### Request
Repeat every line exactly, keeping the pictures out of the copy.
--- begin Supplied entries ---
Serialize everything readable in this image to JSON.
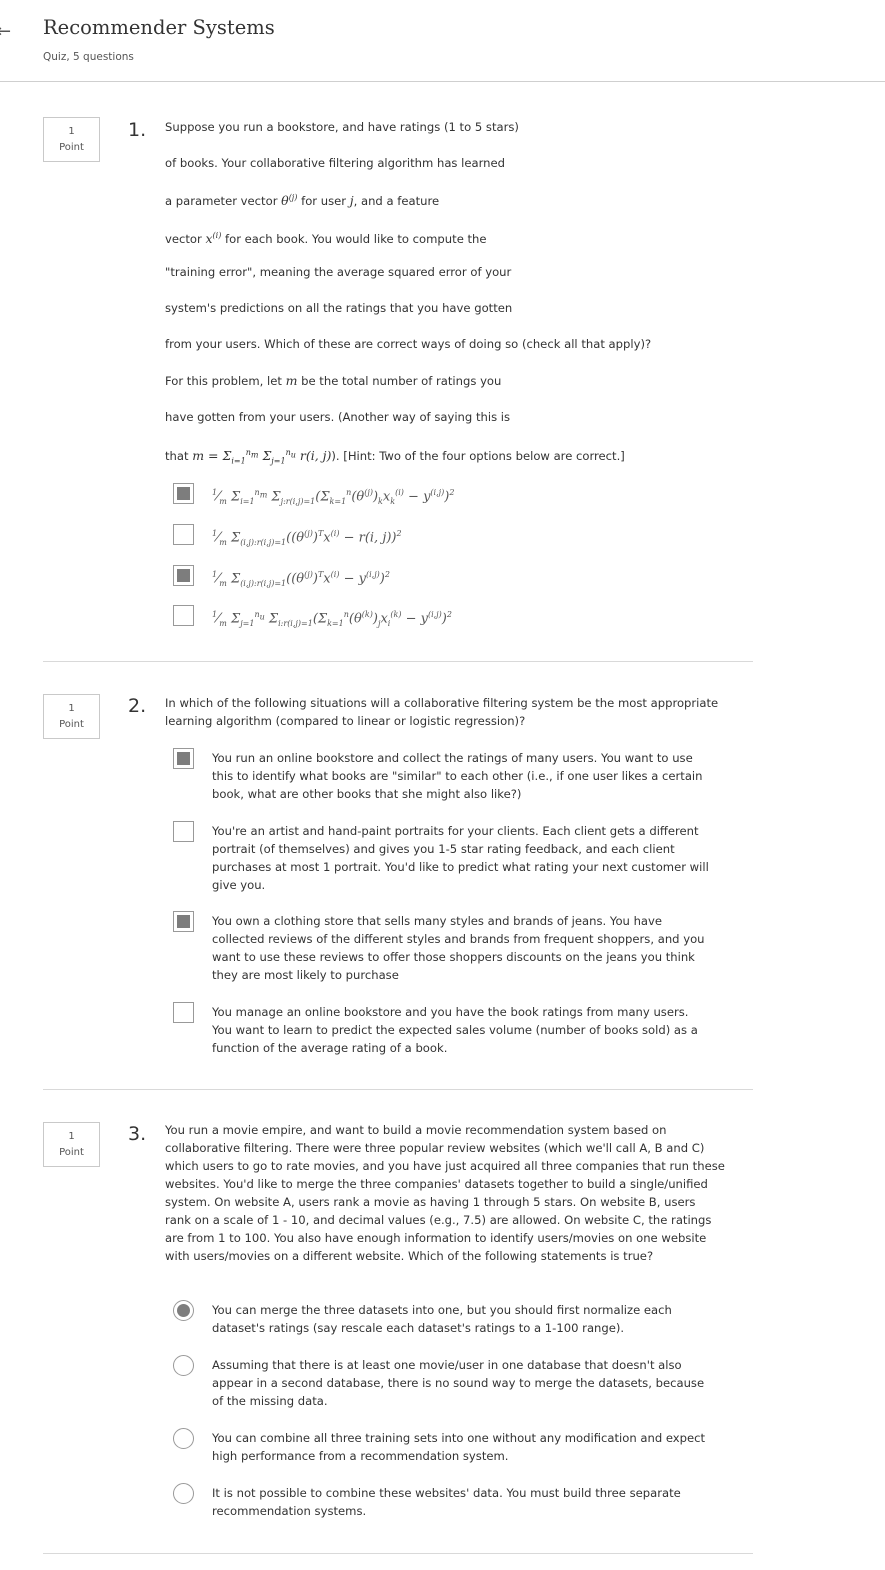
{
  "header": {
    "back_icon": "arrow-left-icon",
    "title": "Recommender Systems",
    "subtitle": "Quiz, 5 questions"
  },
  "questions": [
    {
      "number": "1.",
      "points": "1",
      "points_label": "Point",
      "lines": [
        "Suppose you run a bookstore, and have ratings (1 to 5 stars)",
        "of books. Your collaborative filtering algorithm has learned",
        "a parameter vector θ(j) for user j, and a feature",
        "vector x(i) for each book. You would like to compute the",
        "\"training error\", meaning the average squared error of your",
        "system's predictions on all the ratings that you have gotten",
        "from your users. Which of these are correct ways of doing so (check all that apply)?",
        "For this problem, let m be the total number of ratings you",
        "have gotten from your users. (Another way of saying this is",
        "that m = Σi=1nm Σj=1nu r(i,j)). [Hint: Two of the four options below are correct.]"
      ],
      "options": [
        {
          "text": "1/m Σi=1nm Σj:r(i,j)=1 (Σk=1n (θ(j))k xk(i) − y(i,j))2",
          "checked": true
        },
        {
          "text": "1/m Σ(i,j):r(i,j)=1 ((θ(j))T x(i) − r(i,j))2",
          "checked": false
        },
        {
          "text": "1/m Σ(i,j):r(i,j)=1 ((θ(j))T x(i) − y(i,j))2",
          "checked": true
        },
        {
          "text": "1/m Σj=1nu Σi:r(i,j)=1 (Σk=1n (θ(k))j xi(k) − y(i,j))2",
          "checked": false
        }
      ]
    },
    {
      "number": "2.",
      "points": "1",
      "points_label": "Point",
      "text": "In which of the following situations will a collaborative filtering system be the most appropriate learning algorithm (compared to linear or logistic regression)?",
      "options": [
        {
          "text": "You run an online bookstore and collect the ratings of many users. You want to use this to identify what books are \"similar\" to each other (i.e., if one user likes a certain book, what are other books that she might also like?)",
          "checked": true
        },
        {
          "text": "You're an artist and hand-paint portraits for your clients. Each client gets a different portrait (of themselves) and gives you 1-5 star rating feedback, and each client purchases at most 1 portrait. You'd like to predict what rating your next customer will give you.",
          "checked": false
        },
        {
          "text": "You own a clothing store that sells many styles and brands of jeans. You have collected reviews of the different styles and brands from frequent shoppers, and you want to use these reviews to offer those shoppers discounts on the jeans you think they are most likely to purchase",
          "checked": true
        },
        {
          "text": "You manage an online bookstore and you have the book ratings from many users. You want to learn to predict the expected sales volume (number of books sold) as a function of the average rating of a book.",
          "checked": false
        }
      ]
    },
    {
      "number": "3.",
      "points": "1",
      "points_label": "Point",
      "text": "You run a movie empire, and want to build a movie recommendation system based on collaborative filtering. There were three popular review websites (which we'll call A, B and C) which users to go to rate movies, and you have just acquired all three companies that run these websites. You'd like to merge the three companies' datasets together to build a single/unified system. On website A, users rank a movie as having 1 through 5 stars. On website B, users rank on a scale of 1 - 10, and decimal values (e.g., 7.5) are allowed. On website C, the ratings are from 1 to 100. You also have enough information to identify users/movies on one website with users/movies on a different website. Which of the following statements is true?",
      "options": [
        {
          "text": "You can merge the three datasets into one, but you should first normalize each dataset's ratings (say rescale each dataset's ratings to a 1-100 range).",
          "selected": true
        },
        {
          "text": "Assuming that there is at least one movie/user in one database that doesn't also appear in a second database, there is no sound way to merge the datasets, because of the missing data.",
          "selected": false
        },
        {
          "text": "You can combine all three training sets into one without any modification and expect high performance from a recommendation system.",
          "selected": false
        },
        {
          "text": "It is not possible to combine these websites' data. You must build three separate recommendation systems.",
          "selected": false
        }
      ]
    }
  ]
}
--- end Supplied entries ---
### Written reply
Serialize everything readable in this image to JSON.
{
  "header": {
    "back_icon": "arrow-left-icon",
    "title": "Recommender Systems",
    "subtitle": "Quiz, 5 questions"
  },
  "questions": [
    {
      "number": "1.",
      "points": "1",
      "points_label": "Point",
      "lines": [
        "Suppose you run a bookstore, and have ratings (1 to 5 stars)",
        "of books. Your collaborative filtering algorithm has learned",
        "a parameter vector θ(j) for user j, and a feature",
        "vector x(i) for each book. You would like to compute the",
        "\"training error\", meaning the average squared error of your",
        "system's predictions on all the ratings that you have gotten",
        "from your users. Which of these are correct ways of doing so (check all that apply)?",
        "For this problem, let m be the total number of ratings you",
        "have gotten from your users. (Another way of saying this is",
        "that m = Σi=1nm Σj=1nu r(i,j)). [Hint: Two of the four options below are correct.]"
      ],
      "options": [
        {
          "text": "1/m Σi=1nm Σj:r(i,j)=1 (Σk=1n (θ(j))k xk(i) − y(i,j))2",
          "checked": true
        },
        {
          "text": "1/m Σ(i,j):r(i,j)=1 ((θ(j))T x(i) − r(i,j))2",
          "checked": false
        },
        {
          "text": "1/m Σ(i,j):r(i,j)=1 ((θ(j))T x(i) − y(i,j))2",
          "checked": true
        },
        {
          "text": "1/m Σj=1nu Σi:r(i,j)=1 (Σk=1n (θ(k))j xi(k) − y(i,j))2",
          "checked": false
        }
      ]
    },
    {
      "number": "2.",
      "points": "1",
      "points_label": "Point",
      "text": "In which of the following situations will a collaborative filtering system be the most appropriate learning algorithm (compared to linear or logistic regression)?",
      "options": [
        {
          "text": "You run an online bookstore and collect the ratings of many users. You want to use this to identify what books are \"similar\" to each other (i.e., if one user likes a certain book, what are other books that she might also like?)",
          "checked": true
        },
        {
          "text": "You're an artist and hand-paint portraits for your clients. Each client gets a different portrait (of themselves) and gives you 1-5 star rating feedback, and each client purchases at most 1 portrait. You'd like to predict what rating your next customer will give you.",
          "checked": false
        },
        {
          "text": "You own a clothing store that sells many styles and brands of jeans. You have collected reviews of the different styles and brands from frequent shoppers, and you want to use these reviews to offer those shoppers discounts on the jeans you think they are most likely to purchase",
          "checked": true
        },
        {
          "text": "You manage an online bookstore and you have the book ratings from many users. You want to learn to predict the expected sales volume (number of books sold) as a function of the average rating of a book.",
          "checked": false
        }
      ]
    },
    {
      "number": "3.",
      "points": "1",
      "points_label": "Point",
      "text": "You run a movie empire, and want to build a movie recommendation system based on collaborative filtering. There were three popular review websites (which we'll call A, B and C) which users to go to rate movies, and you have just acquired all three companies that run these websites. You'd like to merge the three companies' datasets together to build a single/unified system. On website A, users rank a movie as having 1 through 5 stars. On website B, users rank on a scale of 1 - 10, and decimal values (e.g., 7.5) are allowed. On website C, the ratings are from 1 to 100. You also have enough information to identify users/movies on one website with users/movies on a different website. Which of the following statements is true?",
      "options": [
        {
          "text": "You can merge the three datasets into one, but you should first normalize each dataset's ratings (say rescale each dataset's ratings to a 1-100 range).",
          "selected": true
        },
        {
          "text": "Assuming that there is at least one movie/user in one database that doesn't also appear in a second database, there is no sound way to merge the datasets, because of the missing data.",
          "selected": false
        },
        {
          "text": "You can combine all three training sets into one without any modification and expect high performance from a recommendation system.",
          "selected": false
        },
        {
          "text": "It is not possible to combine these websites' data. You must build three separate recommendation systems.",
          "selected": false
        }
      ]
    }
  ]
}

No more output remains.